**What is expected:** Send back the records in full, character for character.

**Recorded data:**
☆ ☆ ☆ ☆ ☆

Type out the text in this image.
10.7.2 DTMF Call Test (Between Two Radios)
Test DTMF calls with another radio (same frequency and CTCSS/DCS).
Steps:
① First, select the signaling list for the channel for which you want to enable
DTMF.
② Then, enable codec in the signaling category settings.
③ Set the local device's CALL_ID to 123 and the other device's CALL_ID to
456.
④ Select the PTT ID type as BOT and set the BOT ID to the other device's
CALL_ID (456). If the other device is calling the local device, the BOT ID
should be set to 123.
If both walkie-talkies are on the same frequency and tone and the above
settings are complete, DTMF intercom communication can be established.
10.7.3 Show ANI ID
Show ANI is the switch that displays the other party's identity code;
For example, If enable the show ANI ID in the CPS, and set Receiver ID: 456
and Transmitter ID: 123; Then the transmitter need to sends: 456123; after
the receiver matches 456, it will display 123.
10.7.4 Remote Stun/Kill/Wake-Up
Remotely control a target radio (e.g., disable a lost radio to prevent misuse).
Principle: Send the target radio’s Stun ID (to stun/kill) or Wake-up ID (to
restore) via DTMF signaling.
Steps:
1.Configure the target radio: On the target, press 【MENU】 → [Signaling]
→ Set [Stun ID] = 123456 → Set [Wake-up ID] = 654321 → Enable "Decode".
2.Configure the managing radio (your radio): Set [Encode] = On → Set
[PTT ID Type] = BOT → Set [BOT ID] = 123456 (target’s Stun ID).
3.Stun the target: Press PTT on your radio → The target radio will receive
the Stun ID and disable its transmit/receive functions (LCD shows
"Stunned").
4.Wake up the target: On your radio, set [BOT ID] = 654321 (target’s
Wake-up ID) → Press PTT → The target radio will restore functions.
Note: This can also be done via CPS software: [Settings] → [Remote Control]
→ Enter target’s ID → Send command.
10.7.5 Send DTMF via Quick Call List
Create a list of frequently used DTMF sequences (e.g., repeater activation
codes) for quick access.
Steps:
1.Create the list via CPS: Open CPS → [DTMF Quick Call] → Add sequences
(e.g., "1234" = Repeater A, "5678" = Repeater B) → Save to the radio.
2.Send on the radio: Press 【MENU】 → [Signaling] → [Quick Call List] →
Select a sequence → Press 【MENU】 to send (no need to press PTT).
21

☆ ☆ ☆ ☆ ☆

**Task answer:**
Type out the text in this image.
10.7.2 DTMF Call Test (Between Two Radios)
Test DTMF calls with another radio (same frequency and CTCSS/DCS).
Steps:
① First, select the signaling list for the channel for which you want to enable
DTMF.
② Then, enable codec in the signaling category settings.
③ Set the local device's CALL_ID to 123 and the other device's CALL_ID to
456.
④ Select the PTT ID type as BOT and set the BOT ID to the other device's
CALL_ID (456). If the other device is calling the local device, the BOT ID
should be set to 123.
If both walkie-talkies are on the same frequency and tone and the above
settings are complete, DTMF intercom communication can be established.
10.7.3 Show ANI ID
Show ANI is the switch that displays the other party's identity code;
For example, If enable the show ANI ID in the CPS, and set Receiver ID: 456
and Transmitter ID: 123; Then the transmitter need to sends: 456123; after
the receiver matches 456, it will display 123.
10.7.4 Remote Stun/Kill/Wake-Up
Remotely control a target radio (e.g., disable a lost radio to prevent misuse).
Principle: Send the target radio’s Stun ID (to stun/kill) or Wake-up ID (to
restore) via DTMF signaling.
Steps:
1.Configure the target radio: On the target, press 【MENU】 → [Signaling]
→ Set [Stun ID] = 123456 → Set [Wake-up ID] = 654321 → Enable "Decode".
2.Configure the managing radio (your radio): Set [Encode] = On → Set
[PTT ID Type] = BOT → Set [BOT ID] = 123456 (target’s Stun ID).
3.Stun the target: Press PTT on your radio → The target radio will receive
the Stun ID and disable its transmit/receive functions (LCD shows
"Stunned").
4.Wake up the target: On your radio, set [BOT ID] = 654321 (target’s
Wake-up ID) → Press PTT → The target radio will restore functions.
Note: This can also be done via CPS software: [Settings] → [Remote Control]
→ Enter target’s ID → Send command.
10.7.5 Send DTMF via Quick Call List
Create a list of frequently used DTMF sequences (e.g., repeater activation
codes) for quick access.
Steps:
1.Create the list via CPS: Open CPS → [DTMF Quick Call] → Add sequences
(e.g., "1234" = Repeater A, "5678" = Repeater B) → Save to the radio.
2.Send on the radio: Press 【MENU】 → [Signaling] → [Quick Call List] →
Select a sequence → Press 【MENU】 to send (no need to press PTT).
21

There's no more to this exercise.